- [Exercise objective]: In the entries below, count every line with the word "JSON". Return only the count.

- [Data supplied]:
··········

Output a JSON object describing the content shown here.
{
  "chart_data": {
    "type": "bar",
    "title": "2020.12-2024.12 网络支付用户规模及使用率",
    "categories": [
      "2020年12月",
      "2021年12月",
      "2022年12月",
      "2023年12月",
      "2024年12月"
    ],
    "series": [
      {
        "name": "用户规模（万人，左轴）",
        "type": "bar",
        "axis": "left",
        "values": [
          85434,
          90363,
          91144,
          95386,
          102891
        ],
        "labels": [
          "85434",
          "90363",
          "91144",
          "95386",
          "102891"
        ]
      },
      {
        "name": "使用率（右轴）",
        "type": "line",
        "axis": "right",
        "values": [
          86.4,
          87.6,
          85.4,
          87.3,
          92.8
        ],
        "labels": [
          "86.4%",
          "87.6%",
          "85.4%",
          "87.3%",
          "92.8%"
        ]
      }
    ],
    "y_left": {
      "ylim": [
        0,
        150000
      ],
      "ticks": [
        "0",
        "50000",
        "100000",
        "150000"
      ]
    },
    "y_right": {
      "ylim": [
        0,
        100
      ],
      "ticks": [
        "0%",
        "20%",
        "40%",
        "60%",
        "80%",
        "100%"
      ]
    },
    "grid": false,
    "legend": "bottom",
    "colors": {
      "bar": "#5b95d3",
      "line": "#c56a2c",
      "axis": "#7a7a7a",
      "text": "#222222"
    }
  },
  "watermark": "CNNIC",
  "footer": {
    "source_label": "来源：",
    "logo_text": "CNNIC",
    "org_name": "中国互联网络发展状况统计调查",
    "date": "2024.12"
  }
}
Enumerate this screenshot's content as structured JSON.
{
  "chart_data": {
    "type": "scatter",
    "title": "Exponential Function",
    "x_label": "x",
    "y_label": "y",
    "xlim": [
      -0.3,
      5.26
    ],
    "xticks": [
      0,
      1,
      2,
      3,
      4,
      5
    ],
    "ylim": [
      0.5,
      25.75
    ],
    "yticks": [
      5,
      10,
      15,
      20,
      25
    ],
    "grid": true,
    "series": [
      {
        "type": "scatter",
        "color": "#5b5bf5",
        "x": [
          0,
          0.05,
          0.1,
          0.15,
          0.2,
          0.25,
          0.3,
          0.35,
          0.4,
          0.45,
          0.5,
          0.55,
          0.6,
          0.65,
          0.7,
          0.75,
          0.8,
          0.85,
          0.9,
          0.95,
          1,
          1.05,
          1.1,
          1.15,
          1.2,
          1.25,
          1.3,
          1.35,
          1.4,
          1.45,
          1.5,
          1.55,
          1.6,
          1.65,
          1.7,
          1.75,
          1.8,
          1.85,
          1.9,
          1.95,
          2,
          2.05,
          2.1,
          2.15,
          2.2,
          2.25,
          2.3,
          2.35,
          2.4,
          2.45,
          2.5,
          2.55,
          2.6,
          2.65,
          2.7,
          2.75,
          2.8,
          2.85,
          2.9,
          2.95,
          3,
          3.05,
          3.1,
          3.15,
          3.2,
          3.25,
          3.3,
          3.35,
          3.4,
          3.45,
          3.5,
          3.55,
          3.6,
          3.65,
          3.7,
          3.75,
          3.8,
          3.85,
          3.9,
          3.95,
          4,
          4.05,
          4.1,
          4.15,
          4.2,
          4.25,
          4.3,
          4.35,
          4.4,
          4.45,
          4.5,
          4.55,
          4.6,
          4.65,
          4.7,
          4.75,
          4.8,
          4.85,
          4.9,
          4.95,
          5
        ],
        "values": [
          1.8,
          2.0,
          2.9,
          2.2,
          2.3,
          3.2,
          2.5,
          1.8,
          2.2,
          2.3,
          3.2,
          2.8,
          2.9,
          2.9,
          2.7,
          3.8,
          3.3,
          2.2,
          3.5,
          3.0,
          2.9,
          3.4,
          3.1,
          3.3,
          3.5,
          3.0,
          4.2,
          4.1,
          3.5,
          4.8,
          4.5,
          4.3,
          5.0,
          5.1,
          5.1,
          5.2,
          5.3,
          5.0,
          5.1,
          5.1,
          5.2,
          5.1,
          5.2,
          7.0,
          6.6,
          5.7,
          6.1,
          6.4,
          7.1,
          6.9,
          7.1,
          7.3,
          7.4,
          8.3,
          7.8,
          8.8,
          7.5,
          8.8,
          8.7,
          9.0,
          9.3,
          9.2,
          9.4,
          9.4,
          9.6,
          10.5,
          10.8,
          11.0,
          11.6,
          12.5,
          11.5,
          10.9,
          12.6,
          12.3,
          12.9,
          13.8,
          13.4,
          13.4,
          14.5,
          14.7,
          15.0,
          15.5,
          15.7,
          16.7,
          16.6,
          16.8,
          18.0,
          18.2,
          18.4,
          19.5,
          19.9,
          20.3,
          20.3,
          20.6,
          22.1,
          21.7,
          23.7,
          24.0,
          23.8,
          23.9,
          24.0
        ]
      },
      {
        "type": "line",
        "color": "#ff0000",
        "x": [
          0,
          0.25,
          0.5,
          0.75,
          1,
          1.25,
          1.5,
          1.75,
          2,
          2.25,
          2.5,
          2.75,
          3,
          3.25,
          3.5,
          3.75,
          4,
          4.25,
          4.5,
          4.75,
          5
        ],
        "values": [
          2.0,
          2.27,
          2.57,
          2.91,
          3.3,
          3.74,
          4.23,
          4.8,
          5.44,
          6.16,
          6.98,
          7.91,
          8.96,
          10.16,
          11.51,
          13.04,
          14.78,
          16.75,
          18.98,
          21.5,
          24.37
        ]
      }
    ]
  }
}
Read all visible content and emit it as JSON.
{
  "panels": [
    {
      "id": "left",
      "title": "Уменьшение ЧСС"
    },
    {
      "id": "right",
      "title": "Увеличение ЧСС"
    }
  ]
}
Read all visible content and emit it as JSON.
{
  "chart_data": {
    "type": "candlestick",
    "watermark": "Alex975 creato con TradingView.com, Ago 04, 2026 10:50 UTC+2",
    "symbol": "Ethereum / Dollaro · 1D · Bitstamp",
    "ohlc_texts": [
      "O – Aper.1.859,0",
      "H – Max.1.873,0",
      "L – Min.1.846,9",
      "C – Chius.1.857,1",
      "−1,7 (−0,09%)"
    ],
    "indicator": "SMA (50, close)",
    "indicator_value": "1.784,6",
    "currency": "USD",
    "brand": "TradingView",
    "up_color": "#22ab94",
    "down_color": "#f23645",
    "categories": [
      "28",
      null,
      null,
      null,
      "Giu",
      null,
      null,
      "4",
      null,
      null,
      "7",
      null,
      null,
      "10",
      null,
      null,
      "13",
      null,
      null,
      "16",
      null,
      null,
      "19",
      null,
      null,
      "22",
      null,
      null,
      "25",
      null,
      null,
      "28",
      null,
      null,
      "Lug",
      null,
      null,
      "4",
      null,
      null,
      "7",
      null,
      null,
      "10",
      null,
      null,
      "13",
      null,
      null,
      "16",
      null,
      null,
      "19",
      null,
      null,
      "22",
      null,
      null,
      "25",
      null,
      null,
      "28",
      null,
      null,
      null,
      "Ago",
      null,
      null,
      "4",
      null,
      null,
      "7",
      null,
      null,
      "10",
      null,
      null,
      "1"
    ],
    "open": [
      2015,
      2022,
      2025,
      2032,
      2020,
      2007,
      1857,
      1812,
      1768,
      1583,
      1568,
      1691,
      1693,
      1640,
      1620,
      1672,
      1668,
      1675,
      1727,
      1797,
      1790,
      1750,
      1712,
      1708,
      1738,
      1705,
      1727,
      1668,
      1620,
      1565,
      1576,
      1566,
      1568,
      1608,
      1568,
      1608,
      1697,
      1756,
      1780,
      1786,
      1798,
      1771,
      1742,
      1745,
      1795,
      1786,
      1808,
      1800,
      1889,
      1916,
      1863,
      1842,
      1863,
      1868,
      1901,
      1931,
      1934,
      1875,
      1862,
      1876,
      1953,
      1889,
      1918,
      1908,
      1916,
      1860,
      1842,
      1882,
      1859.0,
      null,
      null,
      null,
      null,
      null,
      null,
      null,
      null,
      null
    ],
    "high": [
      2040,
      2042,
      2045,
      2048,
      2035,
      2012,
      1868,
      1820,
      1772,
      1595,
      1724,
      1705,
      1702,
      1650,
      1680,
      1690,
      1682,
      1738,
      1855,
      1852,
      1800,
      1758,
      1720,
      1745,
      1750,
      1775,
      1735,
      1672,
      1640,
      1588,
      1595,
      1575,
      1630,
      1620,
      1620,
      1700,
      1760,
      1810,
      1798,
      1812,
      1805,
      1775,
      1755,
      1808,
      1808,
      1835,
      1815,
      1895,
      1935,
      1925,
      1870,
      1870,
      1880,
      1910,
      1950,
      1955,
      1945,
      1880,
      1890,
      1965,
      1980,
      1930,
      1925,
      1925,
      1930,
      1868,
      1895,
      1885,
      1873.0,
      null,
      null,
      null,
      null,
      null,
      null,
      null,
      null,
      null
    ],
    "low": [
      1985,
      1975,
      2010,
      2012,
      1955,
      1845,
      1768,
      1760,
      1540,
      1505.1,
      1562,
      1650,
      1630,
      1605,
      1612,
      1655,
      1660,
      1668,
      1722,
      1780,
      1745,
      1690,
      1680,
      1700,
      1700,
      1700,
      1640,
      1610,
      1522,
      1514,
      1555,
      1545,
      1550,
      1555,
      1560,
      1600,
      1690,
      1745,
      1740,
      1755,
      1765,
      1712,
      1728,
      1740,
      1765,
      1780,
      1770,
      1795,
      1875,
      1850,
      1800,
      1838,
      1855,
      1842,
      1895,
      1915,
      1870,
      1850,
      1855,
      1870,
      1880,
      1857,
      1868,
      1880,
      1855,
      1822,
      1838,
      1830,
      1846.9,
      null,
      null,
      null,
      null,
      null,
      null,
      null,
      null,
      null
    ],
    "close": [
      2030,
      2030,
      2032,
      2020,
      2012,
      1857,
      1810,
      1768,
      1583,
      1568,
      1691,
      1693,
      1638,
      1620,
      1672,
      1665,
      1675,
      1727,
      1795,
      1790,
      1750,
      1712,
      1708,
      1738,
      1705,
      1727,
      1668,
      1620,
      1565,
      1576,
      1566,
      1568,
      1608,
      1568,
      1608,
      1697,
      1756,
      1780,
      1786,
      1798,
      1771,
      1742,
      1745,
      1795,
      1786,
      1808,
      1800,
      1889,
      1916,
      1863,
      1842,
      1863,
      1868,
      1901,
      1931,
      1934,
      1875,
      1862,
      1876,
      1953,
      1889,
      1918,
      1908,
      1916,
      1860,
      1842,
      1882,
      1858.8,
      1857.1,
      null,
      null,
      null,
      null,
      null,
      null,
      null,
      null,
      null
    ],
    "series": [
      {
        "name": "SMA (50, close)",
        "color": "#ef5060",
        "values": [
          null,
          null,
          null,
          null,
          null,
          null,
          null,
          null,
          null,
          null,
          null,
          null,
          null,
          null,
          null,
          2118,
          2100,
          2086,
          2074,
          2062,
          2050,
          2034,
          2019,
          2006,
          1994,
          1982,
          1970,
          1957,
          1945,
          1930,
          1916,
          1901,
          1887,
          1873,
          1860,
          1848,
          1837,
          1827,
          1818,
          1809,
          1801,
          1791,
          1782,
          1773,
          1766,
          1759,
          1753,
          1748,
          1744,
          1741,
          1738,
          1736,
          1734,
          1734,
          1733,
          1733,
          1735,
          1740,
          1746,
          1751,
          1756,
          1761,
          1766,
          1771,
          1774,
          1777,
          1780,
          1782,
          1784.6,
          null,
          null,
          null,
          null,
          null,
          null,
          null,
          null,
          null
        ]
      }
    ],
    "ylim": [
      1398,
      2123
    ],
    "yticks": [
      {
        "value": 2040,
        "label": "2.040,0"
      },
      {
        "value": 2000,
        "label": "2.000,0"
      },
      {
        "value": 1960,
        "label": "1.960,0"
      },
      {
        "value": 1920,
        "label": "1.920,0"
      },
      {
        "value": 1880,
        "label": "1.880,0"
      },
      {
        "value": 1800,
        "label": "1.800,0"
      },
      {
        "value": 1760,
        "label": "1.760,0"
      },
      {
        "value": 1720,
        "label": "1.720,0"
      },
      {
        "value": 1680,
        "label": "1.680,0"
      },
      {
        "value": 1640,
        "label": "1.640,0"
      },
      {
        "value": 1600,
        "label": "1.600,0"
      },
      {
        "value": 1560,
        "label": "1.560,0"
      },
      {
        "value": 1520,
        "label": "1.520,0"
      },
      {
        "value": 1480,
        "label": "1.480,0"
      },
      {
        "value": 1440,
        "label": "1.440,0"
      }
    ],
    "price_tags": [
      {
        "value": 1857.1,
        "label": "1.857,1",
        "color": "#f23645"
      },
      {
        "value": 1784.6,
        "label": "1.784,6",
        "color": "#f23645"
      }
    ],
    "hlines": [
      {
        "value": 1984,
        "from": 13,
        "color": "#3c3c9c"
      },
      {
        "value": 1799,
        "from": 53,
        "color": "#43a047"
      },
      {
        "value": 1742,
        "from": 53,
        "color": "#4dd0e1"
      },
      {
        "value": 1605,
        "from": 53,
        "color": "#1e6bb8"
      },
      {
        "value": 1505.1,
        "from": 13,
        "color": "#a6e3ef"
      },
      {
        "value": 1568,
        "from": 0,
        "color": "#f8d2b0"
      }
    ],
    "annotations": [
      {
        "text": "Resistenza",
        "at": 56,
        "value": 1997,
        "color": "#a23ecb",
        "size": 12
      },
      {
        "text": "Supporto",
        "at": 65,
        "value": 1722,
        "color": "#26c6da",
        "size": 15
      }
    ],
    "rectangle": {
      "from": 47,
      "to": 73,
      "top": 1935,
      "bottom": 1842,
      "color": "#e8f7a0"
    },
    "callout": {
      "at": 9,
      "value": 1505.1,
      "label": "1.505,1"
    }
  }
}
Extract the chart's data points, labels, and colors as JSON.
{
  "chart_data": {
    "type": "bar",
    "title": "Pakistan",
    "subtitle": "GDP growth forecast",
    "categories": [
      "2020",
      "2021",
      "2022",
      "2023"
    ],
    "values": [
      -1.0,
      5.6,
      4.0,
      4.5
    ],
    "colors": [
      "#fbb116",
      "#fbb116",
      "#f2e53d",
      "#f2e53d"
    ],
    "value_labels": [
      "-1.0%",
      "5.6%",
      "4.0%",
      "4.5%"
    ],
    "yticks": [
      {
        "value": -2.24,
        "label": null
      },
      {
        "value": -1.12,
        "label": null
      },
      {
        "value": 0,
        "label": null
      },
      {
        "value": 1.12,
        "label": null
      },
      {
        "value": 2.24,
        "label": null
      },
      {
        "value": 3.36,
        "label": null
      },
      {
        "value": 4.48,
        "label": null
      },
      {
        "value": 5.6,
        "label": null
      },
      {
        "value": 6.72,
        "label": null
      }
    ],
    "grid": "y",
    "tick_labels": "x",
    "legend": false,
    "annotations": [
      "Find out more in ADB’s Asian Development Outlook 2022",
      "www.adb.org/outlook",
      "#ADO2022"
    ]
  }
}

··········

- [Answer]: 5